== SUPPLIED MATERIAL ==

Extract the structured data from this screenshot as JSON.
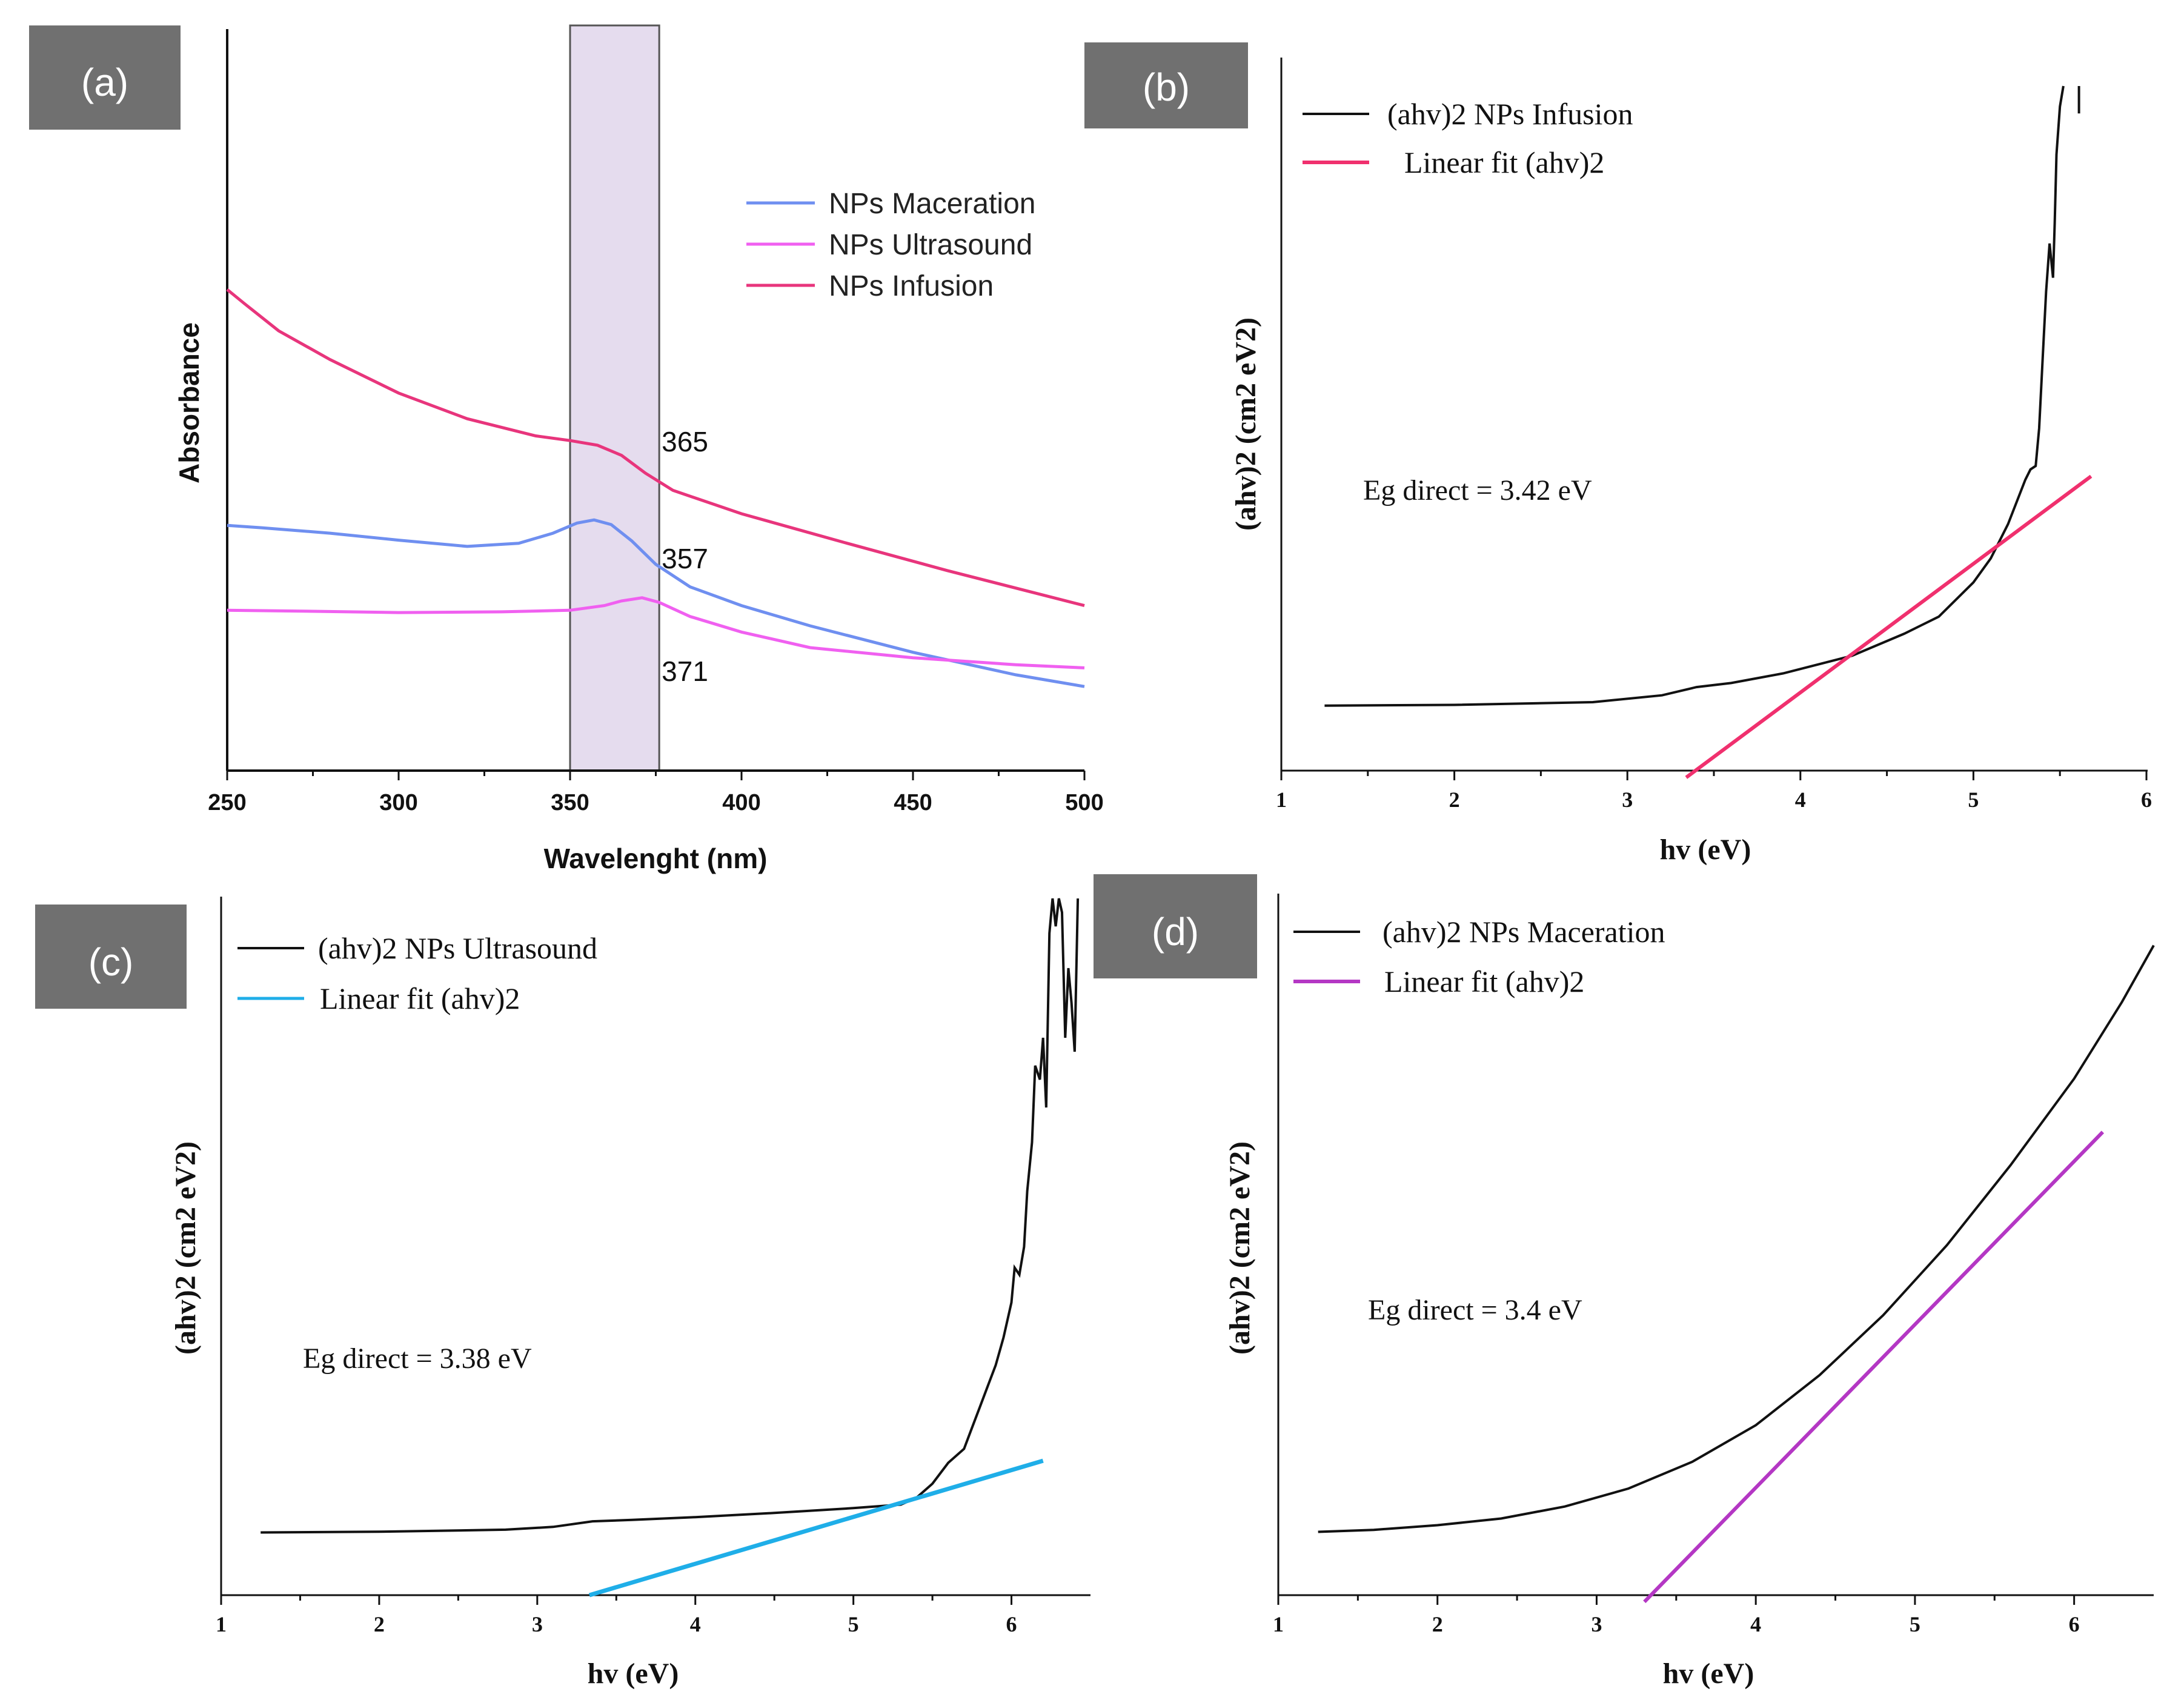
{
  "chart_data": [
    {
      "panel": "(a)",
      "type": "line",
      "xlabel": "Wavelenght (nm)",
      "ylabel": "Absorbance",
      "xlim": [
        250,
        500
      ],
      "ylim": [
        0,
        1.0
      ],
      "xticks": [
        250,
        300,
        350,
        400,
        450,
        500
      ],
      "highlight_band": [
        350,
        376
      ],
      "series": [
        {
          "name": "NPs Maceration",
          "color": "#6f8ff0",
          "x": [
            250,
            260,
            280,
            300,
            320,
            335,
            345,
            352,
            357,
            362,
            368,
            375,
            385,
            400,
            420,
            450,
            480,
            500
          ],
          "y": [
            0.315,
            0.312,
            0.305,
            0.296,
            0.288,
            0.292,
            0.305,
            0.318,
            0.322,
            0.316,
            0.295,
            0.265,
            0.236,
            0.212,
            0.186,
            0.152,
            0.123,
            0.108
          ]
        },
        {
          "name": "NPs Ultrasound",
          "color": "#f060f0",
          "x": [
            250,
            270,
            300,
            330,
            350,
            360,
            365,
            371,
            376,
            385,
            400,
            420,
            450,
            480,
            500
          ],
          "y": [
            0.206,
            0.205,
            0.203,
            0.204,
            0.206,
            0.212,
            0.218,
            0.222,
            0.216,
            0.198,
            0.178,
            0.158,
            0.145,
            0.136,
            0.132
          ]
        },
        {
          "name": "NPs Infusion",
          "color": "#e8357c",
          "x": [
            250,
            255,
            265,
            280,
            300,
            320,
            340,
            350,
            358,
            365,
            372,
            380,
            400,
            430,
            460,
            500
          ],
          "y": [
            0.618,
            0.6,
            0.565,
            0.528,
            0.485,
            0.452,
            0.43,
            0.424,
            0.418,
            0.405,
            0.382,
            0.36,
            0.33,
            0.293,
            0.257,
            0.212
          ]
        }
      ],
      "annotations": [
        {
          "text": "365",
          "x": 376,
          "y": 0.41
        },
        {
          "text": "357",
          "x": 376,
          "y": 0.26
        },
        {
          "text": "371",
          "x": 376,
          "y": 0.115
        }
      ]
    },
    {
      "panel": "(b)",
      "type": "line",
      "xlabel": "hv (eV)",
      "ylabel": "(ahv)2 (cm2 eV2)",
      "xlim": [
        1,
        6
      ],
      "ylim": [
        0,
        1.0
      ],
      "xticks": [
        1,
        2,
        3,
        4,
        5,
        6
      ],
      "series": [
        {
          "name": "(ahv)2 NPs Infusion",
          "color": "#111111",
          "x": [
            1.25,
            2.0,
            2.8,
            3.2,
            3.4,
            3.6,
            3.9,
            4.3,
            4.6,
            4.8,
            5.0,
            5.1,
            5.2,
            5.3,
            5.33,
            5.36,
            5.38,
            5.4,
            5.42,
            5.44,
            5.46,
            5.47,
            5.48,
            5.5,
            5.52
          ],
          "y": [
            0.095,
            0.096,
            0.1,
            0.11,
            0.122,
            0.128,
            0.142,
            0.168,
            0.2,
            0.225,
            0.275,
            0.31,
            0.36,
            0.425,
            0.44,
            0.445,
            0.5,
            0.6,
            0.7,
            0.77,
            0.72,
            0.8,
            0.9,
            0.97,
            1.0
          ]
        },
        {
          "name": "Linear fit (ahv)2",
          "color": "#f0306e",
          "x": [
            3.34,
            5.68
          ],
          "y": [
            -0.01,
            0.43
          ]
        }
      ],
      "extra_segment": {
        "x": [
          5.61,
          5.61
        ],
        "y": [
          0.96,
          1.0
        ]
      },
      "annotation": "Eg direct = 3.42 eV"
    },
    {
      "panel": "(c)",
      "type": "line",
      "xlabel": "hv (eV)",
      "ylabel": "(ahv)2 (cm2 eV2)",
      "xlim": [
        1,
        6.5
      ],
      "ylim": [
        0,
        1.0
      ],
      "xticks": [
        1,
        2,
        3,
        4,
        5,
        6
      ],
      "series": [
        {
          "name": "(ahv)2 NPs Ultrasound",
          "color": "#111111",
          "x": [
            1.25,
            2.0,
            2.8,
            3.1,
            3.35,
            3.6,
            4.0,
            4.5,
            5.0,
            5.3,
            5.4,
            5.5,
            5.6,
            5.7,
            5.75,
            5.8,
            5.85,
            5.9,
            5.95,
            6.0,
            6.02,
            6.05,
            6.08,
            6.1,
            6.13,
            6.15,
            6.18,
            6.2,
            6.22,
            6.24,
            6.26,
            6.28,
            6.3,
            6.32,
            6.34,
            6.36,
            6.38,
            6.4,
            6.42
          ],
          "y": [
            0.09,
            0.091,
            0.094,
            0.098,
            0.106,
            0.108,
            0.112,
            0.118,
            0.125,
            0.13,
            0.14,
            0.16,
            0.19,
            0.21,
            0.24,
            0.27,
            0.3,
            0.33,
            0.37,
            0.42,
            0.47,
            0.46,
            0.5,
            0.58,
            0.65,
            0.76,
            0.74,
            0.8,
            0.7,
            0.95,
            1.0,
            0.96,
            1.0,
            0.98,
            0.8,
            0.9,
            0.85,
            0.78,
            1.0
          ]
        },
        {
          "name": "Linear fit (ahv)2",
          "color": "#1faee8",
          "x": [
            3.33,
            6.2
          ],
          "y": [
            0.0,
            0.193
          ]
        }
      ],
      "annotation": "Eg direct = 3.38 eV"
    },
    {
      "panel": "(d)",
      "type": "line",
      "xlabel": "hv (eV)",
      "ylabel": "(ahv)2 (cm2 eV2)",
      "xlim": [
        1,
        6.5
      ],
      "ylim": [
        0,
        1.0
      ],
      "xticks": [
        1,
        2,
        3,
        4,
        5,
        6
      ],
      "series": [
        {
          "name": "(ahv)2 NPs Maceration",
          "color": "#111111",
          "x": [
            1.25,
            1.6,
            2.0,
            2.4,
            2.8,
            3.2,
            3.6,
            4.0,
            4.4,
            4.8,
            5.2,
            5.6,
            6.0,
            6.3,
            6.5
          ],
          "y": [
            0.095,
            0.098,
            0.105,
            0.115,
            0.133,
            0.16,
            0.2,
            0.255,
            0.33,
            0.42,
            0.525,
            0.645,
            0.775,
            0.89,
            0.975
          ]
        },
        {
          "name": "Linear fit (ahv)2",
          "color": "#b437c4",
          "x": [
            3.3,
            6.18
          ],
          "y": [
            -0.01,
            0.695
          ]
        }
      ],
      "annotation": "Eg direct = 3.4 eV"
    }
  ]
}
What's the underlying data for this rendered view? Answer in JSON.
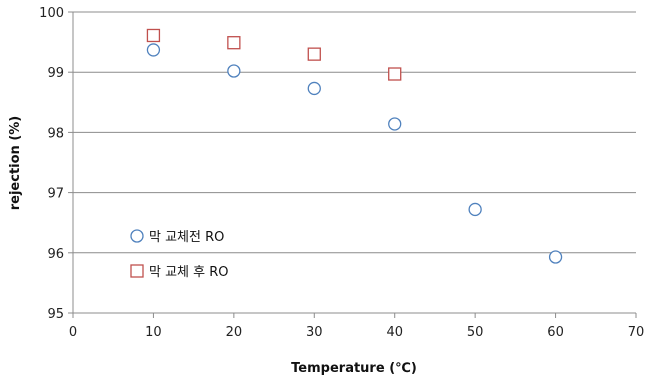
{
  "chart_data": {
    "type": "scatter",
    "xlabel": "Temperature (℃)",
    "ylabel": "rejection (%)",
    "xlim": [
      0,
      70
    ],
    "ylim": [
      95,
      100
    ],
    "xticks": [
      0,
      10,
      20,
      30,
      40,
      50,
      60,
      70
    ],
    "yticks": [
      95,
      96,
      97,
      98,
      99,
      100
    ],
    "grid": "horizontal",
    "legend_position": "bottom-left",
    "series": [
      {
        "name": "막 교체전 RO",
        "marker": "circle",
        "color": "#4f81bd",
        "x": [
          10,
          20,
          30,
          40,
          50,
          60
        ],
        "y": [
          99.37,
          99.02,
          98.73,
          98.14,
          96.72,
          95.93
        ]
      },
      {
        "name": "막 교체 후 RO",
        "marker": "square",
        "color": "#c0504d",
        "x": [
          10,
          20,
          30,
          40
        ],
        "y": [
          99.61,
          99.49,
          99.3,
          98.97
        ]
      }
    ]
  }
}
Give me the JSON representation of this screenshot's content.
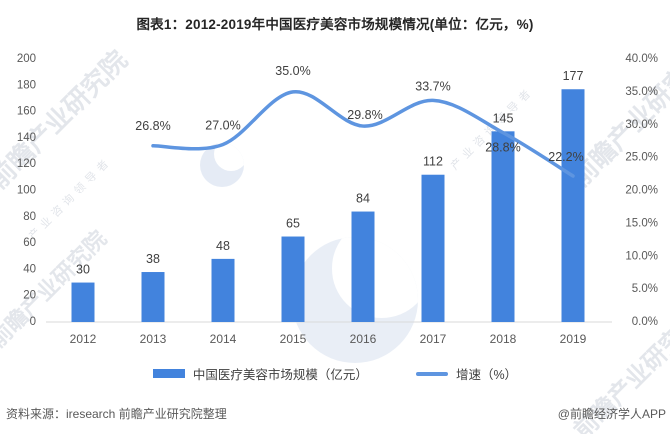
{
  "title": "图表1：2012-2019年中国医疗美容市场规模情况(单位：亿元，%)",
  "chart_data": {
    "type": "combo-bar-line",
    "categories": [
      "2012",
      "2013",
      "2014",
      "2015",
      "2016",
      "2017",
      "2018",
      "2019"
    ],
    "series": [
      {
        "name": "中国医疗美容市场规模（亿元）",
        "type": "bar",
        "axis": "left",
        "color": "#4283dd",
        "values": [
          30,
          38,
          48,
          65,
          84,
          112,
          145,
          177
        ],
        "labels": [
          "30",
          "38",
          "48",
          "65",
          "84",
          "112",
          "145",
          "177"
        ]
      },
      {
        "name": "增速（%）",
        "type": "line",
        "axis": "right",
        "color": "#5e95e0",
        "values": [
          null,
          26.8,
          27.0,
          35.0,
          29.8,
          33.7,
          28.8,
          22.2
        ],
        "labels": [
          null,
          "26.8%",
          "27.0%",
          "35.0%",
          "29.8%",
          "33.7%",
          "28.8%",
          "22.2%"
        ]
      }
    ],
    "left_axis": {
      "min": 0,
      "max": 200,
      "step": 20,
      "tick_labels": [
        "0",
        "20",
        "40",
        "60",
        "80",
        "100",
        "120",
        "140",
        "160",
        "180",
        "200"
      ]
    },
    "right_axis": {
      "min": 0,
      "max": 40,
      "step": 5,
      "tick_labels": [
        "0.0%",
        "5.0%",
        "10.0%",
        "15.0%",
        "20.0%",
        "25.0%",
        "30.0%",
        "35.0%",
        "40.0%"
      ]
    },
    "grid": false,
    "legend_position": "bottom"
  },
  "legend": {
    "items": [
      {
        "label": "中国医疗美容市场规模（亿元）",
        "swatch": "bar",
        "color": "#4283dd"
      },
      {
        "label": "增速（%）",
        "swatch": "line",
        "color": "#5e95e0"
      }
    ]
  },
  "footer": {
    "source": "资料来源：iresearch 前瞻产业研究院整理",
    "credit": "@前瞻经济学人APP"
  },
  "watermarks": {
    "brand": "前瞻产业研究院",
    "tagline": "产业咨询领导者"
  },
  "colors": {
    "bar": "#4283dd",
    "line": "#5e95e0",
    "axis_text": "#595959",
    "value_text": "#404040",
    "baseline": "#d9d9d9",
    "title_text": "#262626"
  }
}
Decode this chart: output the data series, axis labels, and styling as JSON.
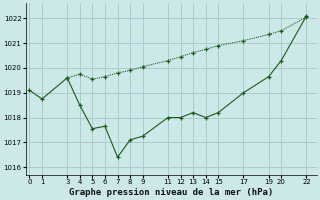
{
  "title": "Graphe pression niveau de la mer (hPa)",
  "background_color": "#cce8e8",
  "grid_color": "#aacccc",
  "line_color": "#1a5c1a",
  "x_ticks": [
    0,
    1,
    3,
    4,
    5,
    6,
    7,
    8,
    9,
    11,
    12,
    13,
    14,
    15,
    17,
    19,
    20,
    22
  ],
  "series1_x": [
    0,
    1,
    3,
    4,
    5,
    6,
    7,
    8,
    9,
    11,
    12,
    13,
    14,
    15,
    17,
    19,
    20,
    22
  ],
  "series1_y": [
    1019.1,
    1018.75,
    1019.6,
    1018.5,
    1017.55,
    1017.65,
    1016.4,
    1017.1,
    1017.25,
    1018.0,
    1018.0,
    1018.2,
    1018.0,
    1018.2,
    1019.0,
    1019.65,
    1020.3,
    1022.1
  ],
  "series2_x": [
    3,
    4,
    5,
    6,
    7,
    8,
    9,
    11,
    12,
    13,
    14,
    15,
    17,
    19,
    20,
    22
  ],
  "series2_y": [
    1019.6,
    1019.75,
    1019.55,
    1019.65,
    1019.8,
    1019.9,
    1020.05,
    1020.3,
    1020.45,
    1020.62,
    1020.75,
    1020.9,
    1021.1,
    1021.35,
    1021.5,
    1022.05
  ],
  "ylim": [
    1015.7,
    1022.6
  ],
  "xlim": [
    -0.3,
    22.8
  ],
  "yticks": [
    1016,
    1017,
    1018,
    1019,
    1020,
    1021,
    1022
  ],
  "title_fontsize": 6.5,
  "tick_fontsize": 5.0
}
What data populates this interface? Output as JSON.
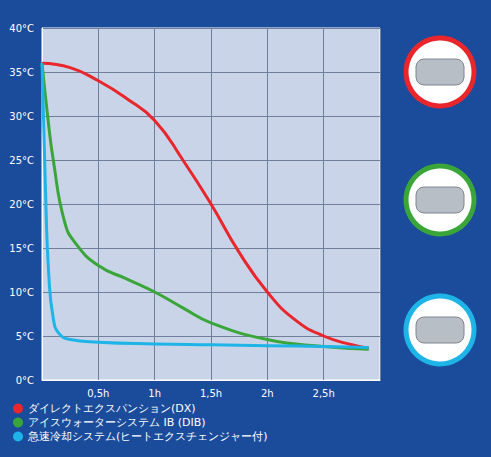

===

REQUIRED WORK:
In the data above, how many lines contain the string "What"? Answer with the number only.

EXERCISE RESPONSE:
2